TASK DIRECTIONS —
Pull every line containing "véhicules" out of the material below.

Stored records:
◇ ◇ ◇

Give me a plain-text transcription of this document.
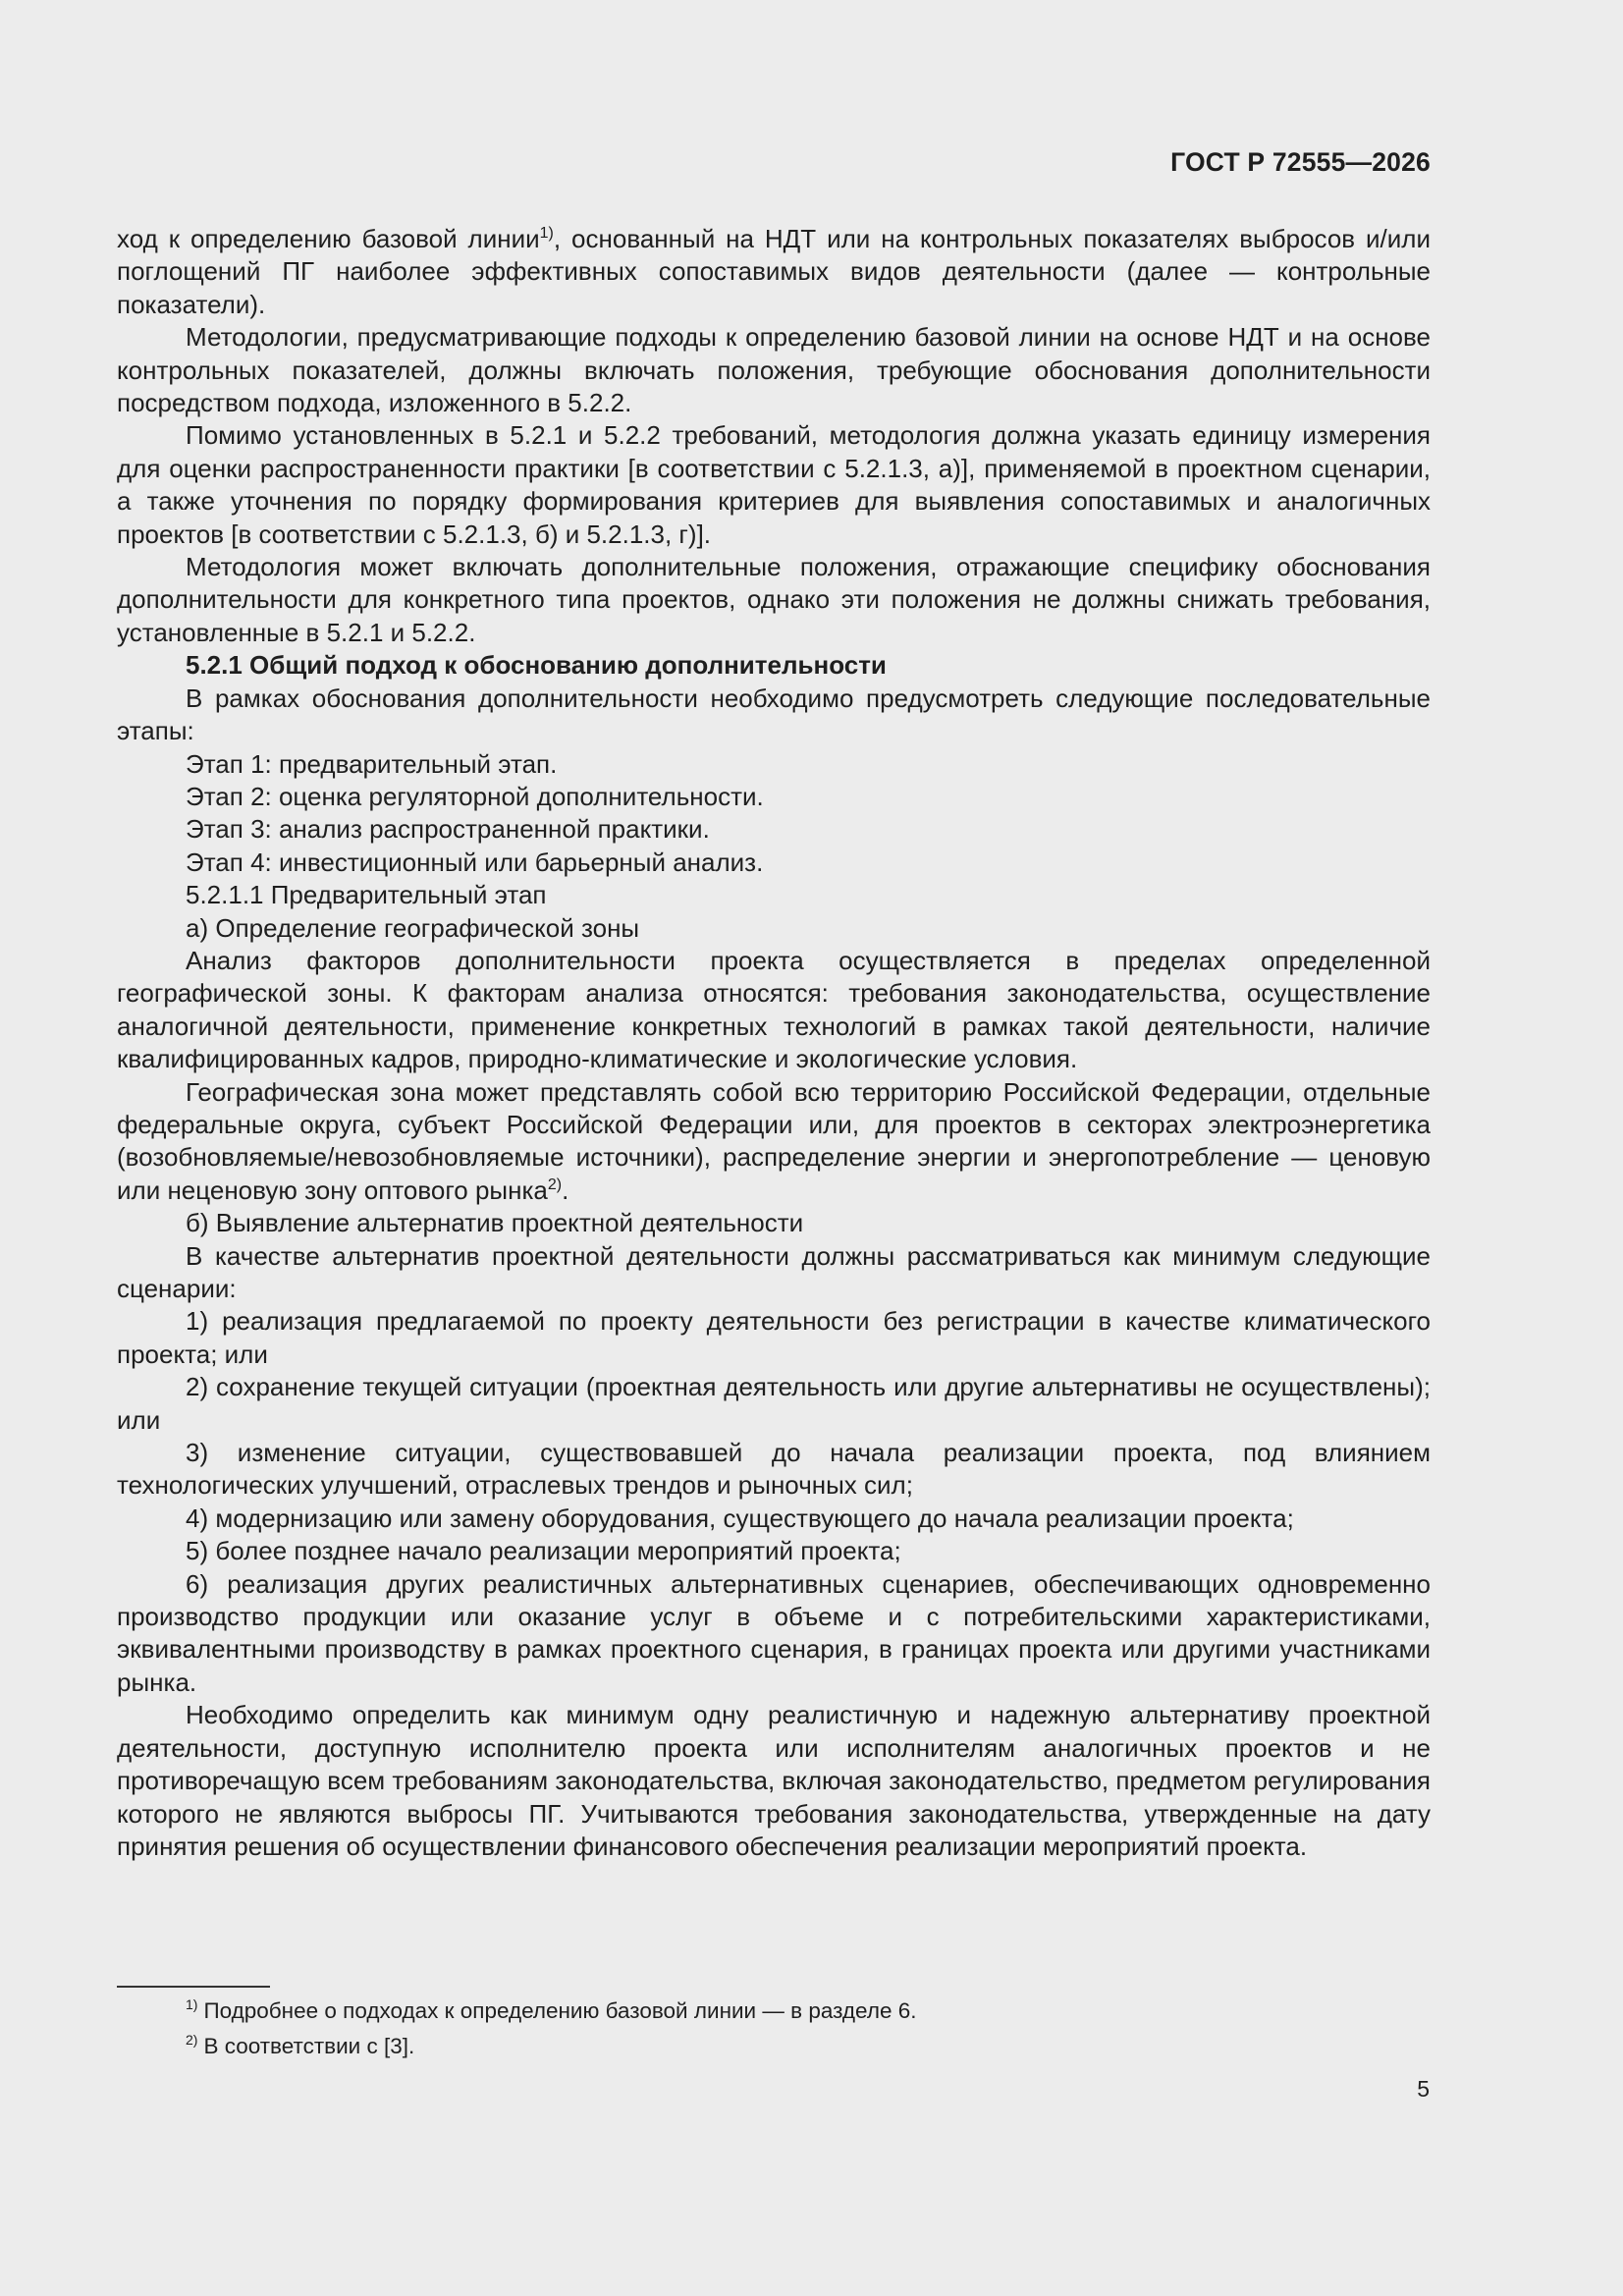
ГОСТ Р 72555—2026

ход к определению базовой линии$^{1)}$, основанный на НДТ или на контрольных показателях выбросов и/или поглощений ПГ наиболее эффективных сопоставимых видов деятельности (далее — контрольные показатели).

Методологии, предусматривающие подходы к определению базовой линии на основе НДТ и на основе контрольных показателей, должны включать положения, требующие обоснования дополнительности посредством подхода, изложенного в 5.2.2.

Помимо установленных в 5.2.1 и 5.2.2 требований, методология должна указать единицу измерения для оценки распространенности практики [в соответствии с 5.2.1.3, а)], применяемой в проектном сценарии, а также уточнения по порядку формирования критериев для выявления сопоставимых и аналогичных проектов [в соответствии с 5.2.1.3, б) и 5.2.1.3, г)].

Методология может включать дополнительные положения, отражающие специфику обоснования дополнительности для конкретного типа проектов, однако эти положения не должны снижать требования, установленные в 5.2.1 и 5.2.2.

5.2.1 Общий подход к обоснованию дополнительности

В рамках обоснования дополнительности необходимо предусмотреть следующие последовательные этапы:

Этап 1: предварительный этап.

Этап 2: оценка регуляторной дополнительности.

Этап 3: анализ распространенной практики.

Этап 4: инвестиционный или барьерный анализ.

5.2.1.1 Предварительный этап

а) Определение географической зоны

Анализ факторов дополнительности проекта осуществляется в пределах определенной географической зоны. К факторам анализа относятся: требования законодательства, осуществление аналогичной деятельности, применение конкретных технологий в рамках такой деятельности, наличие квалифицированных кадров, природно-климатические и экологические условия.

Географическая зона может представлять собой всю территорию Российской Федерации, отдельные федеральные округа, субъект Российской Федерации или, для проектов в секторах электроэнергетика (возобновляемые/невозобновляемые источники), распределение энергии и энергопотребление — ценовую или неценовую зону оптового рынка$^{2)}$.

б) Выявление альтернатив проектной деятельности

В качестве альтернатив проектной деятельности должны рассматриваться как минимум следующие сценарии:

1) реализация предлагаемой по проекту деятельности без регистрации в качестве климатического проекта; или

2) сохранение текущей ситуации (проектная деятельность или другие альтернативы не осуществлены); или

3) изменение ситуации, существовавшей до начала реализации проекта, под влиянием технологических улучшений, отраслевых трендов и рыночных сил;

4) модернизацию или замену оборудования, существующего до начала реализации проекта;

5) более позднее начало реализации мероприятий проекта;

6) реализация других реалистичных альтернативных сценариев, обеспечивающих одновременно производство продукции или оказание услуг в объеме и с потребительскими характеристиками, эквивалентными производству в рамках проектного сценария, в границах проекта или другими участниками рынка.

Необходимо определить как минимум одну реалистичную и надежную альтернативу проектной деятельности, доступную исполнителю проекта или исполнителям аналогичных проектов и не противоречащую всем требованиям законодательства, включая законодательство, предметом регулирования которого не являются выбросы ПГ. Учитываются требования законодательства, утвержденные на дату принятия решения об осуществлении финансового обеспечения реализации мероприятий проекта.

$^{1)}$ Подробнее о подходах к определению базовой линии — в разделе 6.

$^{2)}$ В соответствии с [3].

5
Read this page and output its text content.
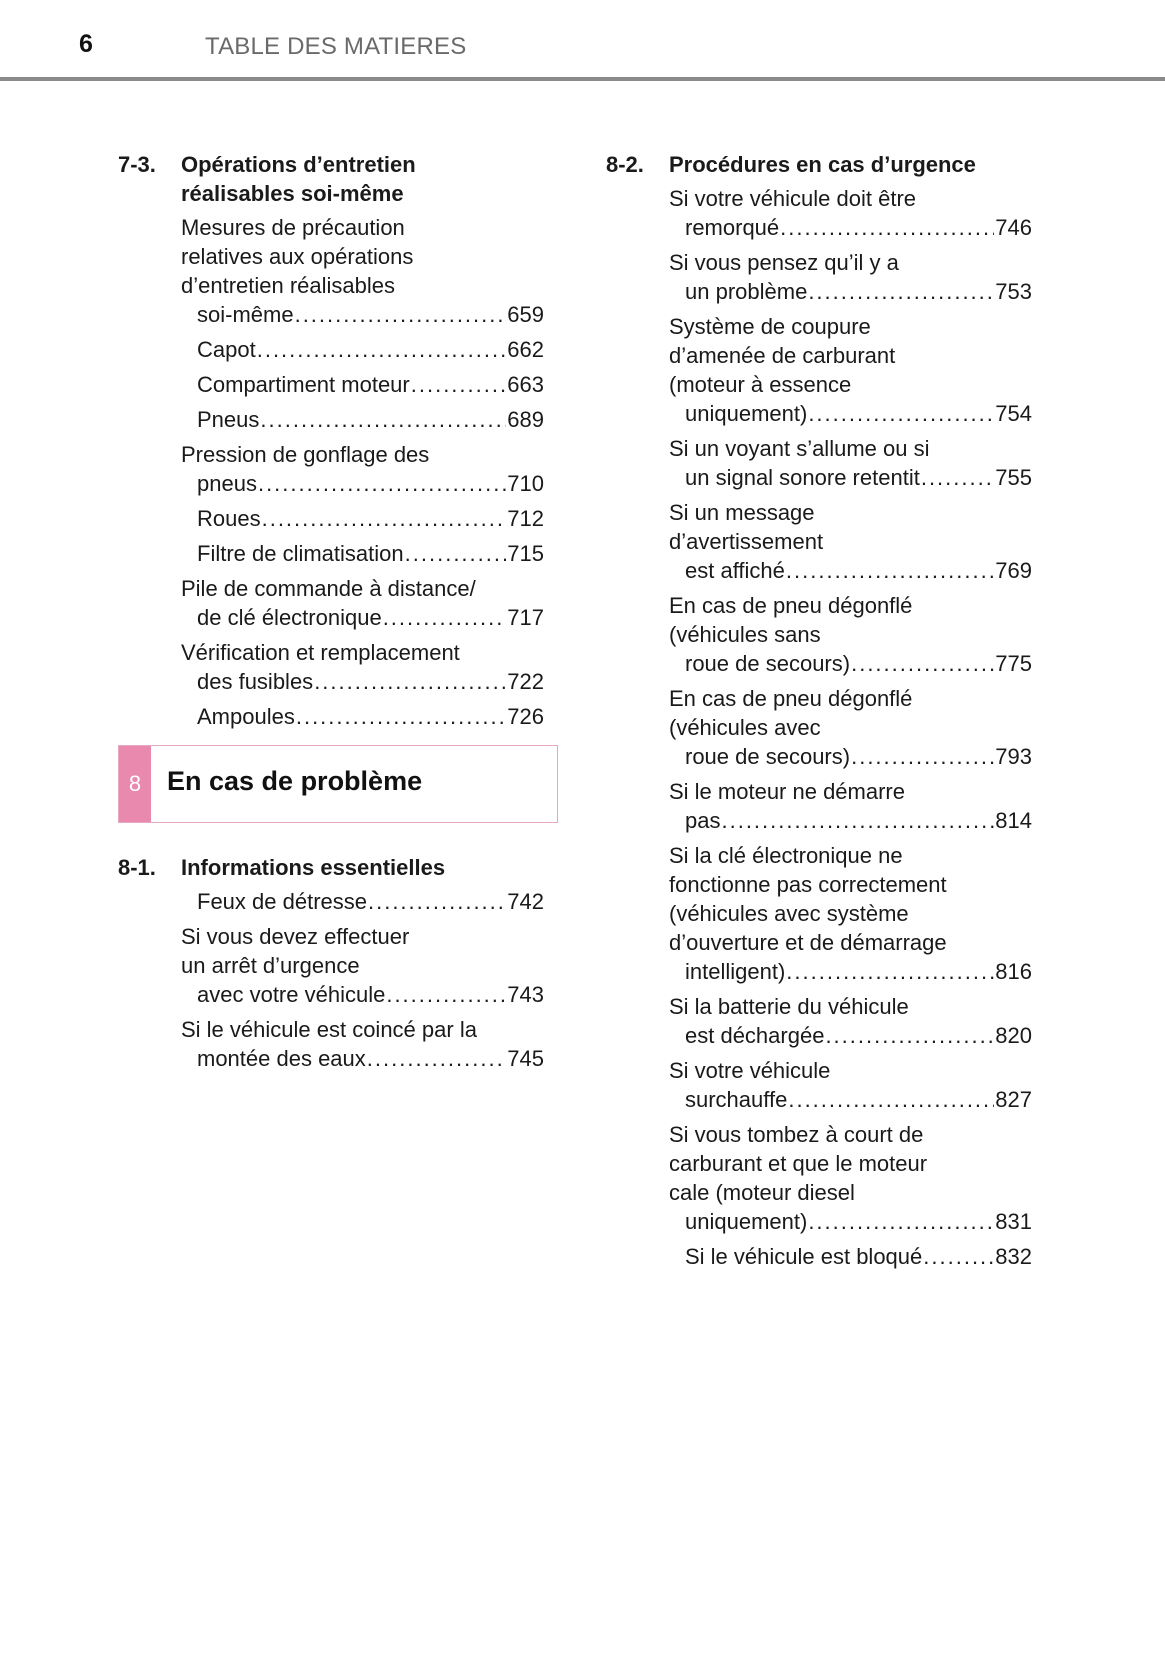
6	TABLE DES MATIERES
7-3. Opérations d’entretien
réalisables soi-même
Mesures de précaution
relatives aux opérations
d’entretien réalisables
soi-même .....	659
Capot .....	662
Compartiment moteur .....	663
Pneus .....	689
Pression de gonflage des
pneus .....	710
Roues .....	712
Filtre de climatisation .....	715
Pile de commande à distance/
de clé électronique .....	717
Vérification et remplacement
des fusibles .....	722
Ampoules .....	726
8 En cas de problème
8-1. Informations essentielles
Feux de détresse .....	742
Si vous devez effectuer
un arrêt d’urgence
avec votre véhicule .....	743
Si le véhicule est coincé par la
montée des eaux .....	745
8-2. Procédures en cas d’urgence
Si votre véhicule doit être
remorqué .....	746
Si vous pensez qu’il y a
un problème .....	753
Système de coupure
d’amenée de carburant
(moteur à essence
uniquement) .....	754
Si un voyant s’allume ou si
un signal sonore retentit .....	755
Si un message
d’avertissement
est affiché .....	769
En cas de pneu dégonflé
(véhicules sans
roue de secours) .....	775
En cas de pneu dégonflé
(véhicules avec
roue de secours) .....	793
Si le moteur ne démarre
pas .....	814
Si la clé électronique ne
fonctionne pas correctement
(véhicules avec système
d’ouverture et de démarrage
intelligent) .....	816
Si la batterie du véhicule
est déchargée .....	820
Si votre véhicule
surchauffe .....	827
Si vous tombez à court de
carburant et que le moteur
cale (moteur diesel
uniquement) .....	831
Si le véhicule est bloqué .....	832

◇ ◇ ◇

RESULT OF THIS TASK —
(véhicules sans
(véhicules avec
(véhicules avec système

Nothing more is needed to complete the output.